Records from a data source:
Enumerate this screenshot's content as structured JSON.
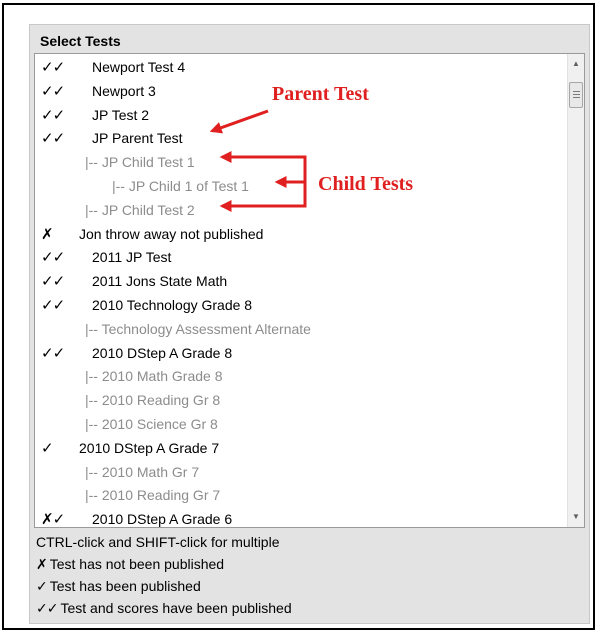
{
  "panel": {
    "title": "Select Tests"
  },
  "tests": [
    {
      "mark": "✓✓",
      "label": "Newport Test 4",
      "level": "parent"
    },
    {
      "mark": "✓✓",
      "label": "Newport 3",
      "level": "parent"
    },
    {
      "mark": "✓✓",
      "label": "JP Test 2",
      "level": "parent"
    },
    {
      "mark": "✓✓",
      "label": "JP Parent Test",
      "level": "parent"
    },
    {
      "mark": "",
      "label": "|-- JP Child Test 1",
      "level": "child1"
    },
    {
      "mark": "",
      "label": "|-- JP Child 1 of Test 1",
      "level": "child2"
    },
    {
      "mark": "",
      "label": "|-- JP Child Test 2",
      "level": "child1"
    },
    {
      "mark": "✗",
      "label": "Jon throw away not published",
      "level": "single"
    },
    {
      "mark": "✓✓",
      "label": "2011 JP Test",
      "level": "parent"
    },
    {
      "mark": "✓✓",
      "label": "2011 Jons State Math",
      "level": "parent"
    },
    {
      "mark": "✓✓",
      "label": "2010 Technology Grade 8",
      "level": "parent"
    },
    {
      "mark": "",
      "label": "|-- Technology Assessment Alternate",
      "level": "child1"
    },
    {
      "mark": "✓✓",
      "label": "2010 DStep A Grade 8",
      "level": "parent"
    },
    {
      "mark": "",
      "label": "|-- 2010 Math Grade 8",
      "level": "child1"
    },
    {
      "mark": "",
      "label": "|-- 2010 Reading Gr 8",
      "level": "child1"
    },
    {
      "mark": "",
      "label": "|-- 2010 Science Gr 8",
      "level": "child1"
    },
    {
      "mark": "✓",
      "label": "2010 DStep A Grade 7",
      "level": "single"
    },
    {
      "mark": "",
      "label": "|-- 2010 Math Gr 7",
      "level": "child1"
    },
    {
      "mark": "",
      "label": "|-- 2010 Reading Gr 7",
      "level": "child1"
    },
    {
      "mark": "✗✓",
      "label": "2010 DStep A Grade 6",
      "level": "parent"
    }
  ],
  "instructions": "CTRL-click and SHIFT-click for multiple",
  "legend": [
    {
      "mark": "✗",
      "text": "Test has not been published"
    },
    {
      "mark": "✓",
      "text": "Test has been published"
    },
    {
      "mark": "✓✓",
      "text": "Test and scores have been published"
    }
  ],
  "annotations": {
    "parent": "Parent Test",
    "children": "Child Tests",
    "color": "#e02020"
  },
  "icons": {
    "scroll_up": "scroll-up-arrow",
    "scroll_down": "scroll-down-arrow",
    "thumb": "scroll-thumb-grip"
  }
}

:: Task goal ::
Transcribe the records above exactly, omitting every picture they contain.

:: Answer below ::
Enumerate this screenshot's content as structured JSON.
{
  "panel": {
    "title": "Select Tests"
  },
  "tests": [
    {
      "mark": "✓✓",
      "label": "Newport Test 4",
      "level": "parent"
    },
    {
      "mark": "✓✓",
      "label": "Newport 3",
      "level": "parent"
    },
    {
      "mark": "✓✓",
      "label": "JP Test 2",
      "level": "parent"
    },
    {
      "mark": "✓✓",
      "label": "JP Parent Test",
      "level": "parent"
    },
    {
      "mark": "",
      "label": "|-- JP Child Test 1",
      "level": "child1"
    },
    {
      "mark": "",
      "label": "|-- JP Child 1 of Test 1",
      "level": "child2"
    },
    {
      "mark": "",
      "label": "|-- JP Child Test 2",
      "level": "child1"
    },
    {
      "mark": "✗",
      "label": "Jon throw away not published",
      "level": "single"
    },
    {
      "mark": "✓✓",
      "label": "2011 JP Test",
      "level": "parent"
    },
    {
      "mark": "✓✓",
      "label": "2011 Jons State Math",
      "level": "parent"
    },
    {
      "mark": "✓✓",
      "label": "2010 Technology Grade 8",
      "level": "parent"
    },
    {
      "mark": "",
      "label": "|-- Technology Assessment Alternate",
      "level": "child1"
    },
    {
      "mark": "✓✓",
      "label": "2010 DStep A Grade 8",
      "level": "parent"
    },
    {
      "mark": "",
      "label": "|-- 2010 Math Grade 8",
      "level": "child1"
    },
    {
      "mark": "",
      "label": "|-- 2010 Reading Gr 8",
      "level": "child1"
    },
    {
      "mark": "",
      "label": "|-- 2010 Science Gr 8",
      "level": "child1"
    },
    {
      "mark": "✓",
      "label": "2010 DStep A Grade 7",
      "level": "single"
    },
    {
      "mark": "",
      "label": "|-- 2010 Math Gr 7",
      "level": "child1"
    },
    {
      "mark": "",
      "label": "|-- 2010 Reading Gr 7",
      "level": "child1"
    },
    {
      "mark": "✗✓",
      "label": "2010 DStep A Grade 6",
      "level": "parent"
    }
  ],
  "instructions": "CTRL-click and SHIFT-click for multiple",
  "legend": [
    {
      "mark": "✗",
      "text": "Test has not been published"
    },
    {
      "mark": "✓",
      "text": "Test has been published"
    },
    {
      "mark": "✓✓",
      "text": "Test and scores have been published"
    }
  ],
  "annotations": {
    "parent": "Parent Test",
    "children": "Child Tests",
    "color": "#e02020"
  },
  "icons": {
    "scroll_up": "scroll-up-arrow",
    "scroll_down": "scroll-down-arrow",
    "thumb": "scroll-thumb-grip"
  }
}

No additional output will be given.